(Part of a data file)

◆ ◆ ◆ ◆ ◆

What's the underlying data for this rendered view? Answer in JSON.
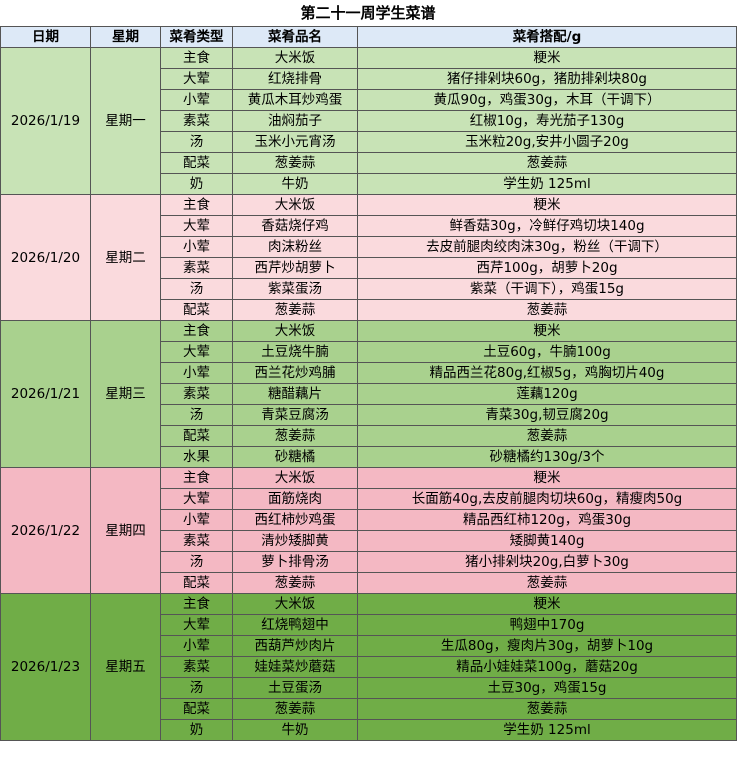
{
  "header": {
    "title": "第二十一周学生菜谱"
  },
  "table": {
    "columns": [
      "日期",
      "星期",
      "菜肴类型",
      "菜肴品名",
      "菜肴搭配/g"
    ],
    "days": [
      {
        "date": "2026/1/19",
        "weekday": "星期一",
        "rows": [
          [
            "主食",
            "大米饭",
            "粳米"
          ],
          [
            "大荤",
            "红烧排骨",
            "猪仔排剁块60g，猪肋排剁块80g"
          ],
          [
            "小荤",
            "黄瓜木耳炒鸡蛋",
            "黄瓜90g，鸡蛋30g，木耳（干调下）"
          ],
          [
            "素菜",
            "油焖茄子",
            "红椒10g，寿光茄子130g"
          ],
          [
            "汤",
            "玉米小元宵汤",
            "玉米粒20g,安井小圆子20g"
          ],
          [
            "配菜",
            "葱姜蒜",
            "葱姜蒜"
          ],
          [
            "奶",
            "牛奶",
            "学生奶 125ml"
          ]
        ]
      },
      {
        "date": "2026/1/20",
        "weekday": "星期二",
        "rows": [
          [
            "主食",
            "大米饭",
            "粳米"
          ],
          [
            "大荤",
            "香菇烧仔鸡",
            "鲜香菇30g，冷鲜仔鸡切块140g"
          ],
          [
            "小荤",
            "肉沫粉丝",
            "去皮前腿肉绞肉沫30g，粉丝（干调下）"
          ],
          [
            "素菜",
            "西芹炒胡萝卜",
            "西芹100g，胡萝卜20g"
          ],
          [
            "汤",
            "紫菜蛋汤",
            "紫菜（干调下），鸡蛋15g"
          ],
          [
            "配菜",
            "葱姜蒜",
            "葱姜蒜"
          ]
        ]
      },
      {
        "date": "2026/1/21",
        "weekday": "星期三",
        "rows": [
          [
            "主食",
            "大米饭",
            "粳米"
          ],
          [
            "大荤",
            "土豆烧牛腩",
            "土豆60g，牛腩100g"
          ],
          [
            "小荤",
            "西兰花炒鸡脯",
            "精品西兰花80g,红椒5g，鸡胸切片40g"
          ],
          [
            "素菜",
            "糖醋藕片",
            "莲藕120g"
          ],
          [
            "汤",
            "青菜豆腐汤",
            "青菜30g,韧豆腐20g"
          ],
          [
            "配菜",
            "葱姜蒜",
            "葱姜蒜"
          ],
          [
            "水果",
            "砂糖橘",
            "砂糖橘约130g/3个"
          ]
        ]
      },
      {
        "date": "2026/1/22",
        "weekday": "星期四",
        "rows": [
          [
            "主食",
            "大米饭",
            "粳米"
          ],
          [
            "大荤",
            "面筋烧肉",
            "长面筋40g,去皮前腿肉切块60g，精瘦肉50g"
          ],
          [
            "小荤",
            "西红柿炒鸡蛋",
            "精品西红柿120g，鸡蛋30g"
          ],
          [
            "素菜",
            "清炒矮脚黄",
            "矮脚黄140g"
          ],
          [
            "汤",
            "萝卜排骨汤",
            "猪小排剁块20g,白萝卜30g"
          ],
          [
            "配菜",
            "葱姜蒜",
            "葱姜蒜"
          ]
        ]
      },
      {
        "date": "2026/1/23",
        "weekday": "星期五",
        "rows": [
          [
            "主食",
            "大米饭",
            "粳米"
          ],
          [
            "大荤",
            "红烧鸭翅中",
            "鸭翅中170g"
          ],
          [
            "小荤",
            "西葫芦炒肉片",
            "生瓜80g，瘦肉片30g，胡萝卜10g"
          ],
          [
            "素菜",
            "娃娃菜炒蘑菇",
            "精品小娃娃菜100g，蘑菇20g"
          ],
          [
            "汤",
            "土豆蛋汤",
            "土豆30g，鸡蛋15g"
          ],
          [
            "配菜",
            "葱姜蒜",
            "葱姜蒜"
          ],
          [
            "奶",
            "牛奶",
            "学生奶 125ml"
          ]
        ]
      }
    ]
  }
}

◆ ◆ ◆ ◆ ◆

*GIVEN TASK*
Find the word "date" and list each line it appears in.

*TASK ANSWER*
        "date": "2026/1/19",
        "date": "2026/1/20",
        "date": "2026/1/21",
        "date": "2026/1/22",
        "date": "2026/1/23",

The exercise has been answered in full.